### What to do
Retrieve all lines below that have the string "data".
___ Records for processing
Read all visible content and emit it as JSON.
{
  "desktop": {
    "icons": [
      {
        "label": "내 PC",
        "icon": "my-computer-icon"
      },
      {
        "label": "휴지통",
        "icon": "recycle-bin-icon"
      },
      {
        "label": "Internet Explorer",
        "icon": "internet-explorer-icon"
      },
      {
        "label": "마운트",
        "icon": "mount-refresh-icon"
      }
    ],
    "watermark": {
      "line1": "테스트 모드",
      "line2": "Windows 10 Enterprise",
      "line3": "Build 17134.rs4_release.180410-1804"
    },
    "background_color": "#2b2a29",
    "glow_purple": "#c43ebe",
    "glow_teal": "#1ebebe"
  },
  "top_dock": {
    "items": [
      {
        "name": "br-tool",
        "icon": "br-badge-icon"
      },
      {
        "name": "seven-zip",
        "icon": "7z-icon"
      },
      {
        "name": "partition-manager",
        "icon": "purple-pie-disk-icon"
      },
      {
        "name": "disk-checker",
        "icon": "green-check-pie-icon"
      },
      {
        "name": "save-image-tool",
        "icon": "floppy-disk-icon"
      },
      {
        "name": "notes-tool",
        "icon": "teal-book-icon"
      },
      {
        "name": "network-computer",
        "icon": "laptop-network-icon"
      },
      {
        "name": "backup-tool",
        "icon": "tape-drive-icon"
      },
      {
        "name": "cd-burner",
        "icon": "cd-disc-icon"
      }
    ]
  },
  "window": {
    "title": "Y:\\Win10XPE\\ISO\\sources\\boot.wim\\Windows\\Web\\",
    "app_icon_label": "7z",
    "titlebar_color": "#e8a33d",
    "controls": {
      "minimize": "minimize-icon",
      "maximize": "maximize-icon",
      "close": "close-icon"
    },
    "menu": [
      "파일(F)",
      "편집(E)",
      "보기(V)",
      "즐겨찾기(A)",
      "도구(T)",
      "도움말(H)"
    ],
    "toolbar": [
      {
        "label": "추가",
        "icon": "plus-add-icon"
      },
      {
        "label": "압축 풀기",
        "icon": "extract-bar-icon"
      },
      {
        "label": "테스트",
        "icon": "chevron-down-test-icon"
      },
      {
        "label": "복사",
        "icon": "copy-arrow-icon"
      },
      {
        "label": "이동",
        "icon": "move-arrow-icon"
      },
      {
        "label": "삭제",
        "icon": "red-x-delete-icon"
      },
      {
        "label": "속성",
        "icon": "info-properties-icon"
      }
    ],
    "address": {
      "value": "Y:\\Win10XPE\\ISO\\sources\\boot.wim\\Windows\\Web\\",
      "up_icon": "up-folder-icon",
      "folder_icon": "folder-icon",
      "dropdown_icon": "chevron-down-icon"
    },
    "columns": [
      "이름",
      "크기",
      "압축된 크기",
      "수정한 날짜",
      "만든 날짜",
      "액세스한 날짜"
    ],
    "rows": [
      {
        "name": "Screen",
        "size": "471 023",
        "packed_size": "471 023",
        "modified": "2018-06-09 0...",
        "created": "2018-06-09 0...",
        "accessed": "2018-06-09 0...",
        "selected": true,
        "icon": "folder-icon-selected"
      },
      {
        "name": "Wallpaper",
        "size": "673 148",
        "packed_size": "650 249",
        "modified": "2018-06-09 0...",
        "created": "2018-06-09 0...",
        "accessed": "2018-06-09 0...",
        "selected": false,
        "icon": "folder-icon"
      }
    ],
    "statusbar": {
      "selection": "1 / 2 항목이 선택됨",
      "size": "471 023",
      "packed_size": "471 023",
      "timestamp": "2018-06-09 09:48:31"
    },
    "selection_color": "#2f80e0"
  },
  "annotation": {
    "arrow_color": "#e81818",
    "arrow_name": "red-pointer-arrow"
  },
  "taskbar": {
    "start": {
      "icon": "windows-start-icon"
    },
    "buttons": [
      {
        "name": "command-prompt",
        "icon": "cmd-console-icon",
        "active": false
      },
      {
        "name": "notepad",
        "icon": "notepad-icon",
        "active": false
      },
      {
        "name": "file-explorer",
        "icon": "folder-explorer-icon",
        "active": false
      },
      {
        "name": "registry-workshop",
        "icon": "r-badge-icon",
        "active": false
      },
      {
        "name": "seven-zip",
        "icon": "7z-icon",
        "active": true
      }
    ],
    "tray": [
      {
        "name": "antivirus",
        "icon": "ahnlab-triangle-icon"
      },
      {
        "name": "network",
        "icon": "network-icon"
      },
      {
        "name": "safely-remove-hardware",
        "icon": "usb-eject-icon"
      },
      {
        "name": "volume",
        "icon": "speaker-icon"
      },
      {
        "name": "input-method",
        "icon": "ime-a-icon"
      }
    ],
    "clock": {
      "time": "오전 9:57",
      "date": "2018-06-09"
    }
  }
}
______
___ Records for processing
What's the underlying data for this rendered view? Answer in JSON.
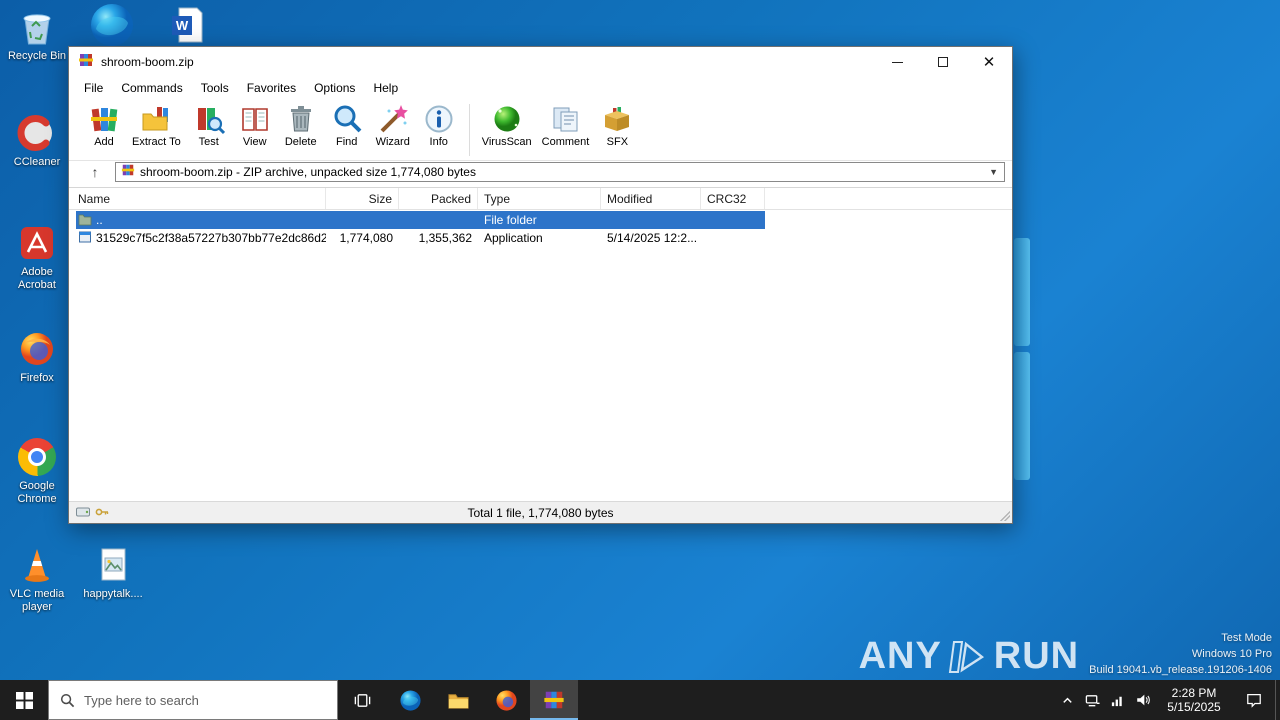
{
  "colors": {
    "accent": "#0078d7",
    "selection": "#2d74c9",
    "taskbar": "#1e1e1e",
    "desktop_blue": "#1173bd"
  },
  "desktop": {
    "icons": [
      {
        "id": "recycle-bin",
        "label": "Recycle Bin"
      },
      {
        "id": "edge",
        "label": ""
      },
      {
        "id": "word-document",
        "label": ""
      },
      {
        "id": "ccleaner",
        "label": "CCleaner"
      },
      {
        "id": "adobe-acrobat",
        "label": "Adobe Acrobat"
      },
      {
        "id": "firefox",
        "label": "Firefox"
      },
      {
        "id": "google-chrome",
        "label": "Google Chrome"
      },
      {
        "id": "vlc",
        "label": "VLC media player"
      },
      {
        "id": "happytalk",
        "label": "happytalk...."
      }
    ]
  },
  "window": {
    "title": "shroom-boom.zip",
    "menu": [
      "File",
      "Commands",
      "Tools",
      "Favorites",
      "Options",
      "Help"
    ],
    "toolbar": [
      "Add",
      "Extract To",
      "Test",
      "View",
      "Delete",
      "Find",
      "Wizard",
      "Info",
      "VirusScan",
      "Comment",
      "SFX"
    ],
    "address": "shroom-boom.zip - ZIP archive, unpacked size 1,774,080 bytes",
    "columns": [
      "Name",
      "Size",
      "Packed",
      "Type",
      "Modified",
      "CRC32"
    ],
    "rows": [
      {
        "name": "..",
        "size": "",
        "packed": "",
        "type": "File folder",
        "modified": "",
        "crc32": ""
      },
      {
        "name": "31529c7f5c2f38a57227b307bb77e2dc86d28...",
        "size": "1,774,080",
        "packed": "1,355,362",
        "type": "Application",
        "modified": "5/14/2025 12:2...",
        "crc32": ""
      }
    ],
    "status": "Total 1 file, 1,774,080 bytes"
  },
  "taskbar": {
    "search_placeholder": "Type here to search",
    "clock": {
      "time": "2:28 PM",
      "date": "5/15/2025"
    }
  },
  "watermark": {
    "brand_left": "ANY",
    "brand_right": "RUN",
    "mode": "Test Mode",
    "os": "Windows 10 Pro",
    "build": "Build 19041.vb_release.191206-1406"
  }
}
______
___ Records for processing
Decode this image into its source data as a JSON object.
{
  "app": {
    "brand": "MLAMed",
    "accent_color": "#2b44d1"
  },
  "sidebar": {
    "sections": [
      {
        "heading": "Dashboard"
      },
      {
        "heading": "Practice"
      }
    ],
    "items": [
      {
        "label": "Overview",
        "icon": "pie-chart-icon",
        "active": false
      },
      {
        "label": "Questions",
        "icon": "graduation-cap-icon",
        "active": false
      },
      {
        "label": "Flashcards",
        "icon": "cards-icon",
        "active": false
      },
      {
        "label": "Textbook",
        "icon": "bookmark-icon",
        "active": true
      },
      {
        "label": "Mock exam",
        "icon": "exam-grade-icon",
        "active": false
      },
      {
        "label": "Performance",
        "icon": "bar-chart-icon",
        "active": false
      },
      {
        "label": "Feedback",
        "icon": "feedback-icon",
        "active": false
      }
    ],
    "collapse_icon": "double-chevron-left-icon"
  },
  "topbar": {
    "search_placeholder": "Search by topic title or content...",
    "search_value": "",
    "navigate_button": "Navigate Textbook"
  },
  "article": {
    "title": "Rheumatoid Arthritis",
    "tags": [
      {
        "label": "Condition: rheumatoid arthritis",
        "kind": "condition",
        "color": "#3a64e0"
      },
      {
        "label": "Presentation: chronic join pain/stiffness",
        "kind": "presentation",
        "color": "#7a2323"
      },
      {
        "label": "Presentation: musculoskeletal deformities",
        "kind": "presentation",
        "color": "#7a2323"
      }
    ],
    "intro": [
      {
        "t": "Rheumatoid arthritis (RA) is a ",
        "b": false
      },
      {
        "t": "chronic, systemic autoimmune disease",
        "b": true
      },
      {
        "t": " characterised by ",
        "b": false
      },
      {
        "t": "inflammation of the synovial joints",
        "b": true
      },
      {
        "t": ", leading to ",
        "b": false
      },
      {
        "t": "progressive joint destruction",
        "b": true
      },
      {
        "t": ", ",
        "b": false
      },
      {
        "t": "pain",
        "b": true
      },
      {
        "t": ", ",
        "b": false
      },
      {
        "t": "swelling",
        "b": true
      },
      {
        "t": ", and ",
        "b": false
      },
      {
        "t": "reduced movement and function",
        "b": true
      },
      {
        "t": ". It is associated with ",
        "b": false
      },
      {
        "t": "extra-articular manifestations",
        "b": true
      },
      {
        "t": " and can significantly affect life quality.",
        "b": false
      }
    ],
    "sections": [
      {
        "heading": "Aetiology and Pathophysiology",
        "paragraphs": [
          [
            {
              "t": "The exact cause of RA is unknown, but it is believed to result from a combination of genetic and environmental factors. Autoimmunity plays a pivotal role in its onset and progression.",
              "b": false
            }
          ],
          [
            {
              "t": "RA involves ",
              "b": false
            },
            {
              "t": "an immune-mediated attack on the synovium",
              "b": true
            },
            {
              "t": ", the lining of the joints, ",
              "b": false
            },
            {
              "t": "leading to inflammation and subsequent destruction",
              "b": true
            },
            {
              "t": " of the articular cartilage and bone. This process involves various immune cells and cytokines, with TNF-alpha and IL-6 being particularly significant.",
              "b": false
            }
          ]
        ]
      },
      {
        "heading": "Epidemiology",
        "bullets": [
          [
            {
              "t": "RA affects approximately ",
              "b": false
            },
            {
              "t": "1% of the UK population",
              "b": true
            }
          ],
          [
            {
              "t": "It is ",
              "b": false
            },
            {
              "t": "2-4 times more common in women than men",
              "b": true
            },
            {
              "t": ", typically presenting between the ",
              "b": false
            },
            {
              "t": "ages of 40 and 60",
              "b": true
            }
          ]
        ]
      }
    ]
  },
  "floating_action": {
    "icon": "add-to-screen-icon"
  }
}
______
### Response area
What's the underlying data for this rendered view? Answer in JSON.
Decode this image into its source data as a JSON object.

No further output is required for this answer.